::: RECORDS PROVIDED

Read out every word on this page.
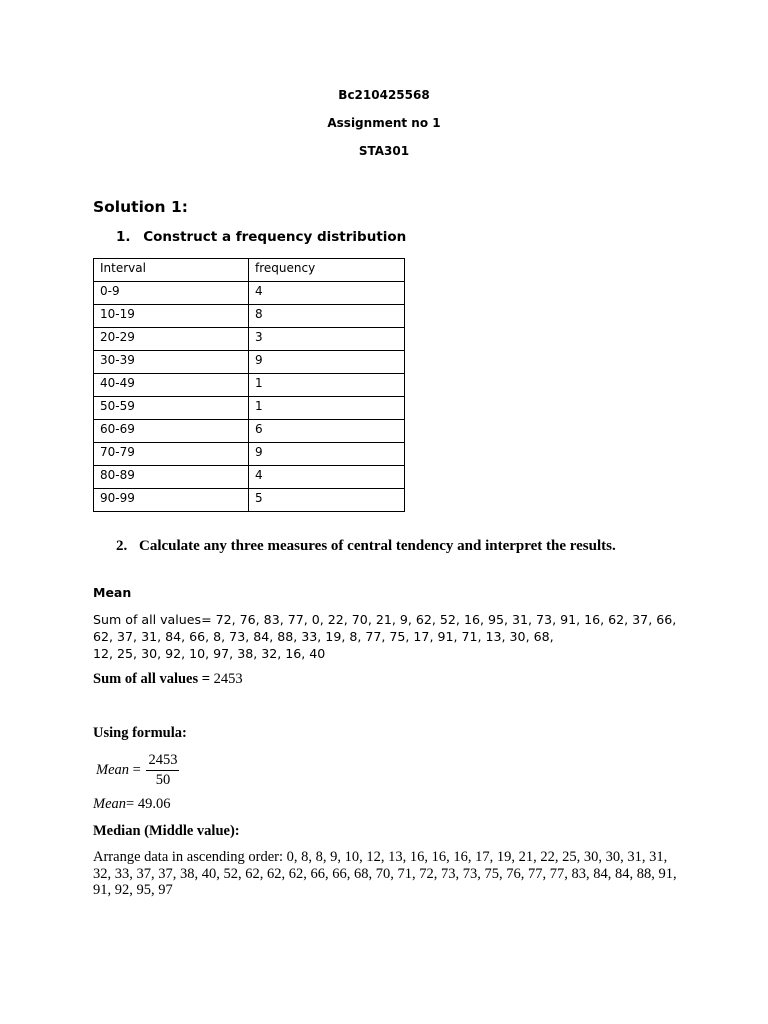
Bc210425568
Assignment no 1
STA301
Solution 1:
1. Construct a frequency distribution
Interval	frequency
0-9	4
10-19	8
20-29	3
30-39	9
40-49	1
50-59	1
60-69	6
70-79	9
80-89	4
90-99	5
2. Calculate any three measures of central tendency and interpret the results.
Mean
Sum of all values= 72, 76, 83, 77, 0, 22, 70, 21, 9, 62, 52, 16, 95, 31, 73, 91, 16, 62, 37, 66,
62, 37, 31, 84, 66, 8, 73, 84, 88, 33, 19, 8, 77, 75, 17, 91, 71, 13, 30, 68,
12, 25, 30, 92, 10, 97, 38, 32, 16, 40
Sum of all values = 2453
Using formula:
Mean = $\frac{2453}{50}$
Mean= 49.06
Median (Middle value):
Arrange data in ascending order: 0, 8, 8, 9, 10, 12, 13, 16, 16, 16, 17, 19, 21, 22, 25, 30, 30, 31, 31,
32, 33, 37, 37, 38, 40, 52, 62, 62, 62, 66, 66, 68, 70, 71, 72, 73, 73, 75, 76, 77, 77, 83, 84, 84, 88, 91,
91, 92, 95, 97
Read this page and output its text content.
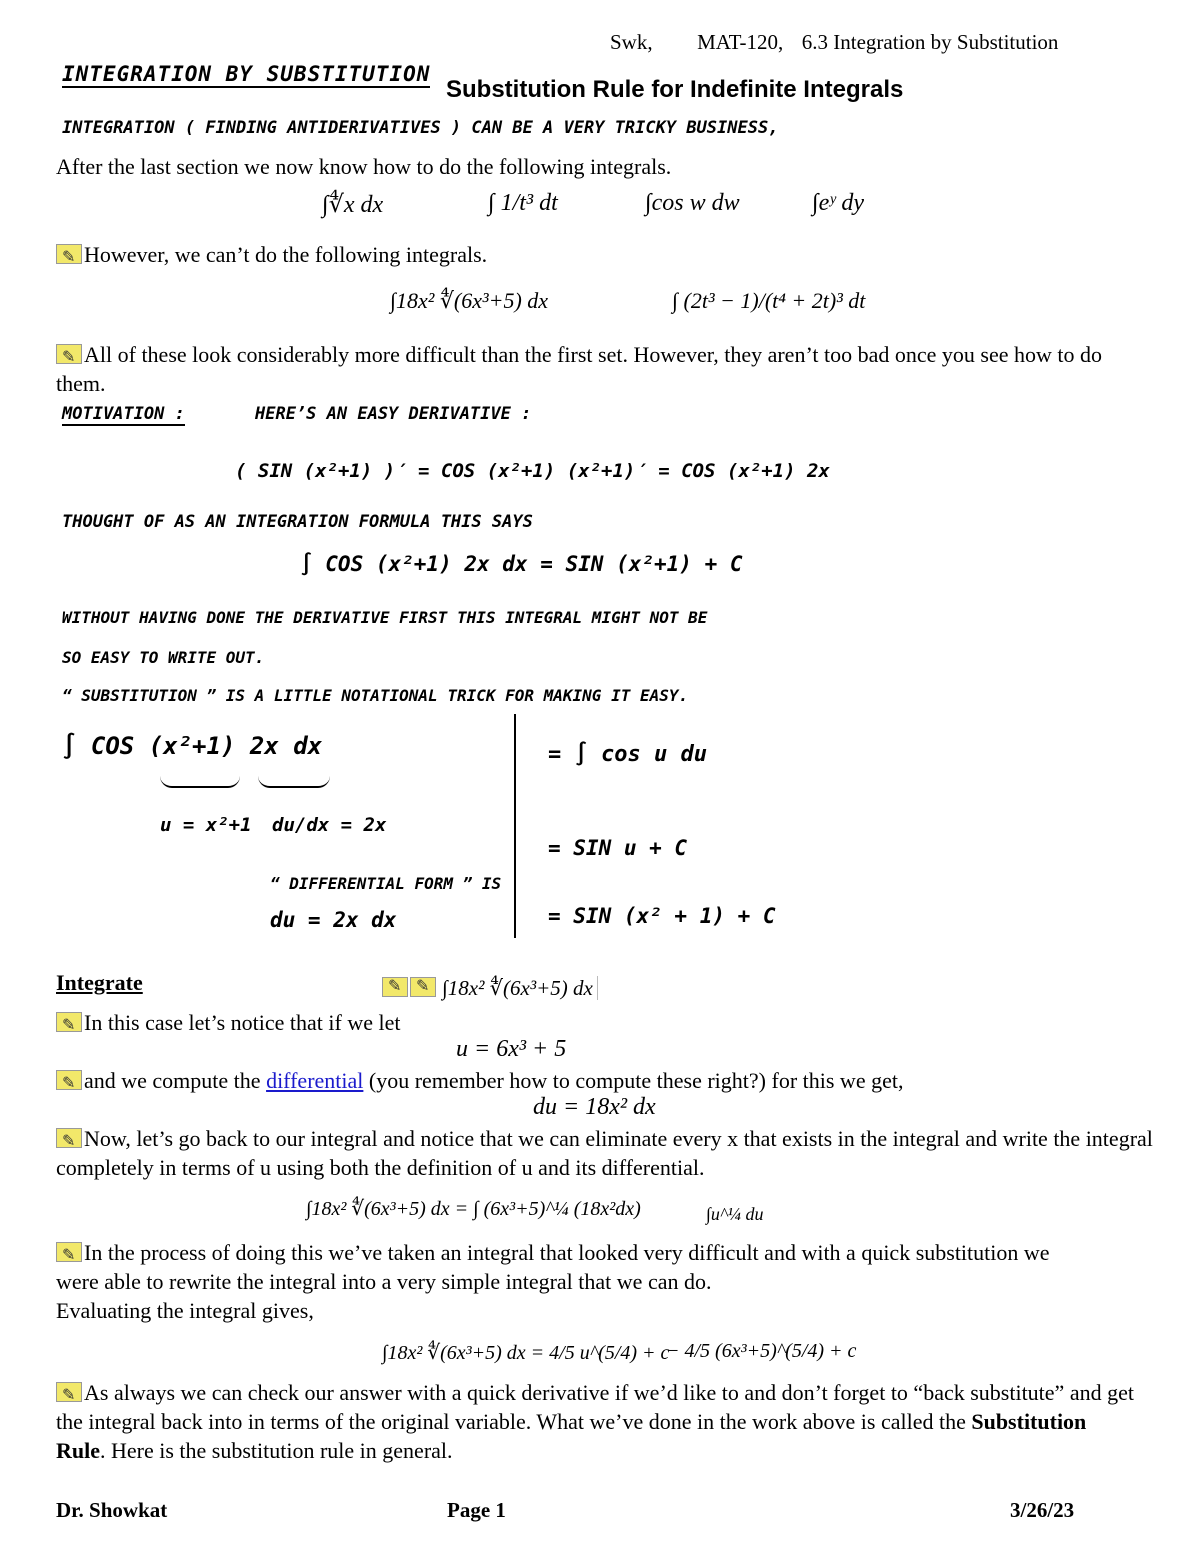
Swk, MAT-120, 6.3 Integration by Substitution
INTEGRATION BY SUBSTITUTION
Substitution Rule for Indefinite Integrals
INTEGRATION ( FINDING ANTIDERIVATIVES ) CAN BE A VERY TRICKY BUSINESS,
After the last section we now know how to do the following integrals.
∫∜x dx	∫ 1/t³ dt	∫cos w dw	∫eʸ dy
✎However, we can’t do the following integrals.
∫18x² ∜(6x³+5) dx	∫ (2t³ − 1)/(t⁴ + 2t)³ dt
✎All of these look considerably more difficult than the first set. However, they aren’t too bad once you see how to do them.
MOTIVATION :	HERE’S AN EASY DERIVATIVE :
( SIN (x²+1) )′ = COS (x²+1) (x²+1)′ = COS (x²+1) 2x
THOUGHT OF AS AN INTEGRATION FORMULA THIS SAYS
∫ COS (x²+1) 2x dx = SIN (x²+1) + C
WITHOUT HAVING DONE THE DERIVATIVE FIRST THIS INTEGRAL MIGHT NOT BE
SO EASY TO WRITE OUT.
“ SUBSTITUTION ” IS A LITTLE NOTATIONAL TRICK FOR MAKING IT EASY.
∫ COS (x²+1) 2x dx
u = x²+1 du/dx = 2x
“ DIFFERENTIAL FORM ” IS
du = 2x dx
= ∫ cos u du
= SIN u + C
= SIN (x² + 1) + C
Integrate ✎ ✎	∫18x² ∜(6x³+5) dx
✎In this case let’s notice that if we let
u = 6x³ + 5
✎and we compute the differential (you remember how to compute these right?) for this we get,
du = 18x² dx
✎Now, let’s go back to our integral and notice that we can eliminate every x that exists in the integral and write the integral completely in terms of u using both the definition of u and its differential.
∫18x² ∜(6x³+5) dx = ∫ (6x³+5)^¼ (18x²dx)	∫u^¼ du
✎In the process of doing this we’ve taken an integral that looked very difficult and with a quick substitution we were able to rewrite the integral into a very simple integral that we can do.
Evaluating the integral gives,
∫18x² ∜(6x³+5) dx = 4/5 u^(5/4) + c
− 4/5 (6x³+5)^(5/4) + c
✎As always we can check our answer with a quick derivative if we’d like to and don’t forget to “back substitute” and get the integral back into in terms of the original variable. What we’ve done in the work above is called the Substitution Rule. Here is the substitution rule in general.
Dr. Showkat	Page 1	3/26/23
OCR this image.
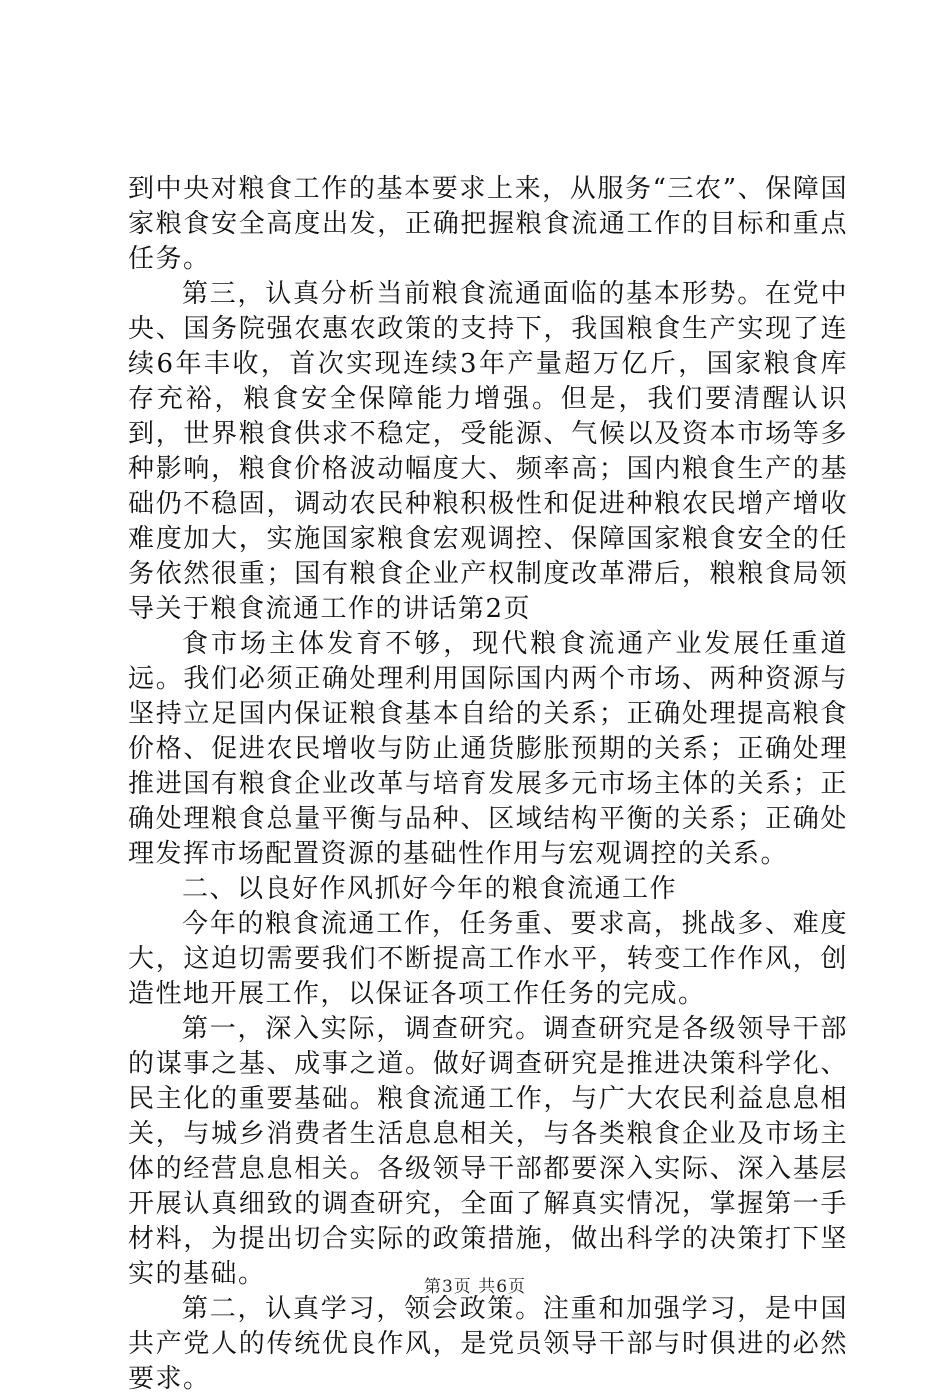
到中央对粮食工作的基本要求上来，从服务“三农”、保障国家粮食安全高度出发，正确把握粮食流通工作的目标和重点任务。

第三，认真分析当前粮食流通面临的基本形势。在党中央、国务院强农惠农政策的支持下，我国粮食生产实现了连续6年丰收，首次实现连续3年产量超万亿斤，国家粮食库存充裕，粮食安全保障能力增强。但是，我们要清醒认识到，世界粮食供求不稳定，受能源、气候以及资本市场等多种影响，粮食价格波动幅度大、频率高；国内粮食生产的基础仍不稳固，调动农民种粮积极性和促进种粮农民增产增收难度加大，实施国家粮食宏观调控、保障国家粮食安全的任务依然很重；国有粮食企业产权制度改革滞后，粮粮食局领导关于粮食流通工作的讲话第2页

食市场主体发育不够，现代粮食流通产业发展任重道远。我们必须正确处理利用国际国内两个市场、两种资源与坚持立足国内保证粮食基本自给的关系；正确处理提高粮食价格、促进农民增收与防止通货膨胀预期的关系；正确处理推进国有粮食企业改革与培育发展多元市场主体的关系；正确处理粮食总量平衡与品种、区域结构平衡的关系；正确处理发挥市场配置资源的基础性作用与宏观调控的关系。

二、以良好作风抓好今年的粮食流通工作

今年的粮食流通工作，任务重、要求高，挑战多、难度大，这迫切需要我们不断提高工作水平，转变工作作风，创造性地开展工作，以保证各项工作任务的完成。

第一，深入实际，调查研究。调查研究是各级领导干部的谋事之基、成事之道。做好调查研究是推进决策科学化、民主化的重要基础。粮食流通工作，与广大农民利益息息相关，与城乡消费者生活息息相关，与各类粮食企业及市场主体的经营息息相关。各级领导干部都要深入实际、深入基层开展认真细致的调查研究，全面了解真实情况，掌握第一手材料，为提出切合实际的政策措施，做出科学的决策打下坚实的基础。

第二，认真学习，领会政策。注重和加强学习，是中国共产党人的传统优良作风，是党员领导干部与时俱进的必然要求。

第3页 共6页
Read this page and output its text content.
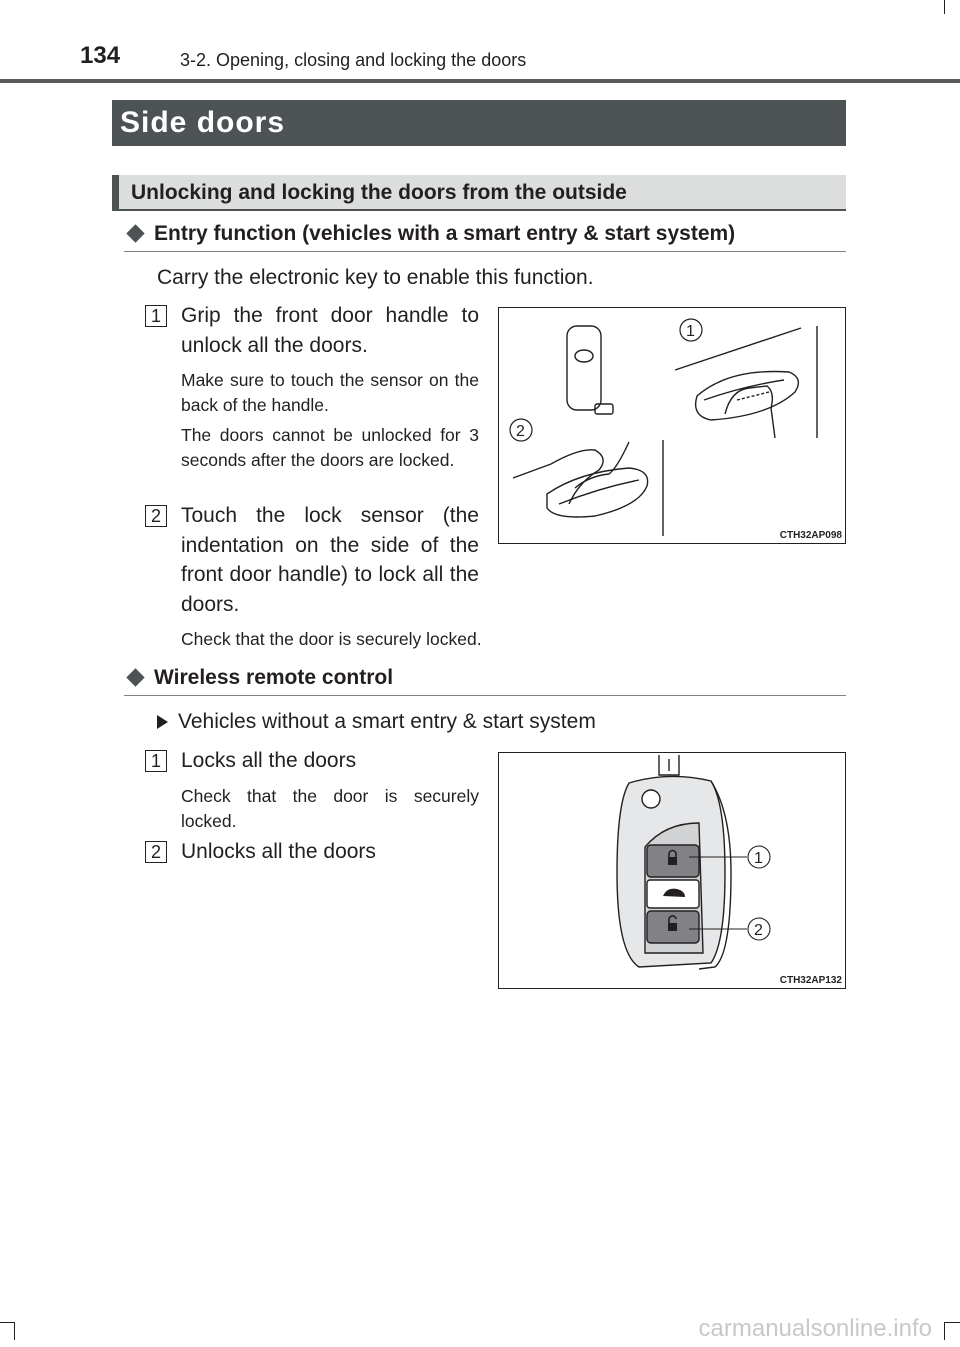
134	3-2. Opening, closing and locking the doors
Side doors
Unlocking and locking the doors from the outside
Entry function (vehicles with a smart entry & start system)
Carry the electronic key to enable this function.
1 Grip the front door handle to unlock all the doors.
Make sure to touch the sensor on the back of the handle.
The doors cannot be unlocked for 3 seconds after the doors are locked.
2 Touch the lock sensor (the indentation on the side of the front door handle) to lock all the doors.
Check that the door is securely locked.
1
2
CTH32AP098
Wireless remote control
Vehicles without a smart entry & start system
1 Locks all the doors
Check that the door is securely locked.
2 Unlocks all the doors	1
2
CTH32AP132
carmanualsonline.info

::::::

• [PROBLEM DESCRIPTION] Leave out the pictures and copy every record above exactly.

• [ANSWER IN FULL]
Read out every word on this page.
Bc210425568
Assignment no 1
STA301
Solution 1:
1. Construct a frequency distribution
Interval	frequency
0-9	4
10-19	8
20-29	3
30-39	9
40-49	1
50-59	1
60-69	6
70-79	9
80-89	4
90-99	5
2. Calculate any three measures of central tendency and interpret the results.
Mean
Sum of all values= 72, 76, 83, 77, 0, 22, 70, 21, 9, 62, 52, 16, 95, 31, 73, 91, 16, 62, 37, 66,
62, 37, 31, 84, 66, 8, 73, 84, 88, 33, 19, 8, 77, 75, 17, 91, 71, 13, 30, 68,
12, 25, 30, 92, 10, 97, 38, 32, 16, 40
Sum of all values = 2453
Using formula:
Mean = $\frac{2453}{50}$
Mean= 49.06
Median (Middle value):
Arrange data in ascending order: 0, 8, 8, 9, 10, 12, 13, 16, 16, 16, 17, 19, 21, 22, 25, 30, 30, 31, 31,
32, 33, 37, 37, 38, 40, 52, 62, 62, 62, 66, 66, 68, 70, 71, 72, 73, 73, 75, 76, 77, 77, 83, 84, 84, 88, 91,
91, 92, 95, 97
Read this page and output its text content.
Swk, MAT-120, 6.3 Integration by Substitution
INTEGRATION BY SUBSTITUTION
Substitution Rule for Indefinite Integrals
INTEGRATION ( FINDING ANTIDERIVATIVES ) CAN BE A VERY TRICKY BUSINESS,
After the last section we now know how to do the following integrals.
∫∜x dx	∫ 1/t³ dt	∫cos w dw	∫eʸ dy
✎However, we can’t do the following integrals.
∫18x² ∜(6x³+5) dx	∫ (2t³ − 1)/(t⁴ + 2t)³ dt
✎All of these look considerably more difficult than the first set. However, they aren’t too bad once you see how to do them.
MOTIVATION :	HERE’S AN EASY DERIVATIVE :
( SIN (x²+1) )′ = COS (x²+1) (x²+1)′ = COS (x²+1) 2x
THOUGHT OF AS AN INTEGRATION FORMULA THIS SAYS
∫ COS (x²+1) 2x dx = SIN (x²+1) + C
WITHOUT HAVING DONE THE DERIVATIVE FIRST THIS INTEGRAL MIGHT NOT BE
SO EASY TO WRITE OUT.
“ SUBSTITUTION ” IS A LITTLE NOTATIONAL TRICK FOR MAKING IT EASY.
∫ COS (x²+1) 2x dx
u = x²+1 du/dx = 2x
“ DIFFERENTIAL FORM ” IS
du = 2x dx
= ∫ cos u du
= SIN u + C
= SIN (x² + 1) + C
Integrate ✎ ✎	∫18x² ∜(6x³+5) dx
✎In this case let’s notice that if we let
u = 6x³ + 5
✎and we compute the differential (you remember how to compute these right?) for this we get,
du = 18x² dx
✎Now, let’s go back to our integral and notice that we can eliminate every x that exists in the integral and write the integral completely in terms of u using both the definition of u and its differential.
∫18x² ∜(6x³+5) dx = ∫ (6x³+5)^¼ (18x²dx)	∫u^¼ du
✎In the process of doing this we’ve taken an integral that looked very difficult and with a quick substitution we were able to rewrite the integral into a very simple integral that we can do.
Evaluating the integral gives,
∫18x² ∜(6x³+5) dx = 4/5 u^(5/4) + c
− 4/5 (6x³+5)^(5/4) + c
✎As always we can check our answer with a quick derivative if we’d like to and don’t forget to “back substitute” and get the integral back into in terms of the original variable. What we’ve done in the work above is called the Substitution Rule. Here is the substitution rule in general.
Dr. Showkat	Page 1	3/26/23
OCR this image.
到中央对粮食工作的基本要求上来，从服务“三农”、保障国家粮食安全高度出发，正确把握粮食流通工作的目标和重点任务。

第三，认真分析当前粮食流通面临的基本形势。在党中央、国务院强农惠农政策的支持下，我国粮食生产实现了连续6年丰收，首次实现连续3年产量超万亿斤，国家粮食库存充裕，粮食安全保障能力增强。但是，我们要清醒认识到，世界粮食供求不稳定，受能源、气候以及资本市场等多种影响，粮食价格波动幅度大、频率高；国内粮食生产的基础仍不稳固，调动农民种粮积极性和促进种粮农民增产增收难度加大，实施国家粮食宏观调控、保障国家粮食安全的任务依然很重；国有粮食企业产权制度改革滞后，粮粮食局领导关于粮食流通工作的讲话第2页

食市场主体发育不够，现代粮食流通产业发展任重道远。我们必须正确处理利用国际国内两个市场、两种资源与坚持立足国内保证粮食基本自给的关系；正确处理提高粮食价格、促进农民增收与防止通货膨胀预期的关系；正确处理推进国有粮食企业改革与培育发展多元市场主体的关系；正确处理粮食总量平衡与品种、区域结构平衡的关系；正确处理发挥市场配置资源的基础性作用与宏观调控的关系。

二、以良好作风抓好今年的粮食流通工作

今年的粮食流通工作，任务重、要求高，挑战多、难度大，这迫切需要我们不断提高工作水平，转变工作作风，创造性地开展工作，以保证各项工作任务的完成。

第一，深入实际，调查研究。调查研究是各级领导干部的谋事之基、成事之道。做好调查研究是推进决策科学化、民主化的重要基础。粮食流通工作，与广大农民利益息息相关，与城乡消费者生活息息相关，与各类粮食企业及市场主体的经营息息相关。各级领导干部都要深入实际、深入基层开展认真细致的调查研究，全面了解真实情况，掌握第一手材料，为提出切合实际的政策措施，做出科学的决策打下坚实的基础。

第二，认真学习，领会政策。注重和加强学习，是中国共产党人的传统优良作风，是党员领导干部与时俱进的必然要求。

第3页 共6页
Read this page and output its text content.
134	3-2. Opening, closing and locking the doors
Side doors
Unlocking and locking the doors from the outside
Entry function (vehicles with a smart entry & start system)
Carry the electronic key to enable this function.
1 Grip the front door handle to unlock all the doors.
Make sure to touch the sensor on the back of the handle.
The doors cannot be unlocked for 3 seconds after the doors are locked.
2 Touch the lock sensor (the indentation on the side of the front door handle) to lock all the doors.
Check that the door is securely locked.
1
2
CTH32AP098
Wireless remote control
Vehicles without a smart entry & start system
1 Locks all the doors
Check that the door is securely locked.
2 Unlocks all the doors	1
2
CTH32AP132
carmanualsonline.info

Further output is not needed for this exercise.